What the exercise asks: Every entry below should be repeated exactly; the pictures should not.

(Dataset items)
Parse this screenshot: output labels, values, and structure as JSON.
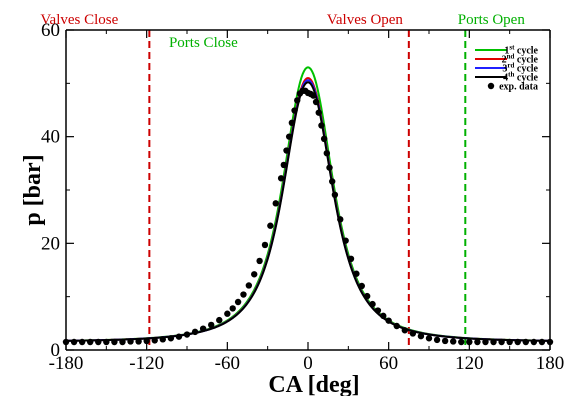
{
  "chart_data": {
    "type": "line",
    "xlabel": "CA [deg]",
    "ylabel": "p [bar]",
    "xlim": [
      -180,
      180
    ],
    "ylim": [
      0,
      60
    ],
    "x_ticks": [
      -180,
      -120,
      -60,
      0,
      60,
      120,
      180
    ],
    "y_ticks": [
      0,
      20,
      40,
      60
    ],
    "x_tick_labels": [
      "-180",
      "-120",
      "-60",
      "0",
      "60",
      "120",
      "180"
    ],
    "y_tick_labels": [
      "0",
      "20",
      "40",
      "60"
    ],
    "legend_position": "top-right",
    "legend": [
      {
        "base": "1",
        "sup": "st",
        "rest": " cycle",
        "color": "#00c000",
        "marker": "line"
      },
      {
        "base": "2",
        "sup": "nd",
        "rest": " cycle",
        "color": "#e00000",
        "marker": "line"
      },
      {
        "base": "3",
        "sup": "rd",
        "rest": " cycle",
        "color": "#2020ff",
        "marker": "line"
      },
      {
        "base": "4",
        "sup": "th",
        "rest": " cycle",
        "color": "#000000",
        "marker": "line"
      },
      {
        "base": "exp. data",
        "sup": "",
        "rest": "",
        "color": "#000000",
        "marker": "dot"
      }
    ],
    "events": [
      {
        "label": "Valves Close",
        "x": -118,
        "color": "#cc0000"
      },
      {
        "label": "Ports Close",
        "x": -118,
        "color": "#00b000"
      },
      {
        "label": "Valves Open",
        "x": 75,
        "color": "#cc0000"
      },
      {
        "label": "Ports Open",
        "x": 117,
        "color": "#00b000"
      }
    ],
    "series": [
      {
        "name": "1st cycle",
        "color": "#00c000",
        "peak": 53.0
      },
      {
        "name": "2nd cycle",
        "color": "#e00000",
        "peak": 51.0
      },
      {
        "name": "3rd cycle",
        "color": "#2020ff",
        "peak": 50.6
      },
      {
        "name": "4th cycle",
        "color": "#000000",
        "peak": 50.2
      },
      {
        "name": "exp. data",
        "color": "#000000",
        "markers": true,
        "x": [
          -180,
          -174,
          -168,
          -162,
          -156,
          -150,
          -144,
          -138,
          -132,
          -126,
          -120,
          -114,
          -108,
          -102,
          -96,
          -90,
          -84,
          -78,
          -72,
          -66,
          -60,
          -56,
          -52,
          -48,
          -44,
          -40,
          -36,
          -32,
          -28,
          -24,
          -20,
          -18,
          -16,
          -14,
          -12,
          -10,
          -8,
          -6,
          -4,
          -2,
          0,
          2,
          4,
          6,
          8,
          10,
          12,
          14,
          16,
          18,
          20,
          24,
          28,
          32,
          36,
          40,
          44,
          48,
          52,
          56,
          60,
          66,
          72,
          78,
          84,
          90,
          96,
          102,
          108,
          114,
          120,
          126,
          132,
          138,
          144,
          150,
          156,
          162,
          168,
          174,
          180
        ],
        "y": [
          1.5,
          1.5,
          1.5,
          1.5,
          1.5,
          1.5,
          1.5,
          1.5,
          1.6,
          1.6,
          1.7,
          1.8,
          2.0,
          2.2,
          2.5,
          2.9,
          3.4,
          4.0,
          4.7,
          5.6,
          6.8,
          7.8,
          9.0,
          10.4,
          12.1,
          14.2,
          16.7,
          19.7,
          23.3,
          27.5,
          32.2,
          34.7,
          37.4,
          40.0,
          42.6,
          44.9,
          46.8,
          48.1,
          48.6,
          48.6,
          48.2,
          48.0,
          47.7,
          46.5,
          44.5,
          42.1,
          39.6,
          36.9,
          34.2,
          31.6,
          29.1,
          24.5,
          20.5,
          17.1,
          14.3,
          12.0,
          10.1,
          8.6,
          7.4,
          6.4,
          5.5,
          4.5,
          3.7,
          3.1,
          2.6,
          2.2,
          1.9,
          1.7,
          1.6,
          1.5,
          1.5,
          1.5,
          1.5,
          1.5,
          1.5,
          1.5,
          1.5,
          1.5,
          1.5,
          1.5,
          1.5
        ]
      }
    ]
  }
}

Correct answer:
Parse this screenshot: output labels, values, and structure as JSON.
{
  "chart_data": {
    "type": "line",
    "xlabel": "CA [deg]",
    "ylabel": "p [bar]",
    "xlim": [
      -180,
      180
    ],
    "ylim": [
      0,
      60
    ],
    "x_ticks": [
      -180,
      -120,
      -60,
      0,
      60,
      120,
      180
    ],
    "y_ticks": [
      0,
      20,
      40,
      60
    ],
    "x_tick_labels": [
      "-180",
      "-120",
      "-60",
      "0",
      "60",
      "120",
      "180"
    ],
    "y_tick_labels": [
      "0",
      "20",
      "40",
      "60"
    ],
    "legend_position": "top-right",
    "legend": [
      {
        "base": "1",
        "sup": "st",
        "rest": " cycle",
        "color": "#00c000",
        "marker": "line"
      },
      {
        "base": "2",
        "sup": "nd",
        "rest": " cycle",
        "color": "#e00000",
        "marker": "line"
      },
      {
        "base": "3",
        "sup": "rd",
        "rest": " cycle",
        "color": "#2020ff",
        "marker": "line"
      },
      {
        "base": "4",
        "sup": "th",
        "rest": " cycle",
        "color": "#000000",
        "marker": "line"
      },
      {
        "base": "exp. data",
        "sup": "",
        "rest": "",
        "color": "#000000",
        "marker": "dot"
      }
    ],
    "events": [
      {
        "label": "Valves Close",
        "x": -118,
        "color": "#cc0000"
      },
      {
        "label": "Ports Close",
        "x": -118,
        "color": "#00b000"
      },
      {
        "label": "Valves Open",
        "x": 75,
        "color": "#cc0000"
      },
      {
        "label": "Ports Open",
        "x": 117,
        "color": "#00b000"
      }
    ],
    "series": [
      {
        "name": "1st cycle",
        "color": "#00c000",
        "peak": 53.0
      },
      {
        "name": "2nd cycle",
        "color": "#e00000",
        "peak": 51.0
      },
      {
        "name": "3rd cycle",
        "color": "#2020ff",
        "peak": 50.6
      },
      {
        "name": "4th cycle",
        "color": "#000000",
        "peak": 50.2
      },
      {
        "name": "exp. data",
        "color": "#000000",
        "markers": true,
        "x": [
          -180,
          -174,
          -168,
          -162,
          -156,
          -150,
          -144,
          -138,
          -132,
          -126,
          -120,
          -114,
          -108,
          -102,
          -96,
          -90,
          -84,
          -78,
          -72,
          -66,
          -60,
          -56,
          -52,
          -48,
          -44,
          -40,
          -36,
          -32,
          -28,
          -24,
          -20,
          -18,
          -16,
          -14,
          -12,
          -10,
          -8,
          -6,
          -4,
          -2,
          0,
          2,
          4,
          6,
          8,
          10,
          12,
          14,
          16,
          18,
          20,
          24,
          28,
          32,
          36,
          40,
          44,
          48,
          52,
          56,
          60,
          66,
          72,
          78,
          84,
          90,
          96,
          102,
          108,
          114,
          120,
          126,
          132,
          138,
          144,
          150,
          156,
          162,
          168,
          174,
          180
        ],
        "y": [
          1.5,
          1.5,
          1.5,
          1.5,
          1.5,
          1.5,
          1.5,
          1.5,
          1.6,
          1.6,
          1.7,
          1.8,
          2.0,
          2.2,
          2.5,
          2.9,
          3.4,
          4.0,
          4.7,
          5.6,
          6.8,
          7.8,
          9.0,
          10.4,
          12.1,
          14.2,
          16.7,
          19.7,
          23.3,
          27.5,
          32.2,
          34.7,
          37.4,
          40.0,
          42.6,
          44.9,
          46.8,
          48.1,
          48.6,
          48.6,
          48.2,
          48.0,
          47.7,
          46.5,
          44.5,
          42.1,
          39.6,
          36.9,
          34.2,
          31.6,
          29.1,
          24.5,
          20.5,
          17.1,
          14.3,
          12.0,
          10.1,
          8.6,
          7.4,
          6.4,
          5.5,
          4.5,
          3.7,
          3.1,
          2.6,
          2.2,
          1.9,
          1.7,
          1.6,
          1.5,
          1.5,
          1.5,
          1.5,
          1.5,
          1.5,
          1.5,
          1.5,
          1.5,
          1.5,
          1.5,
          1.5
        ]
      }
    ]
  }
}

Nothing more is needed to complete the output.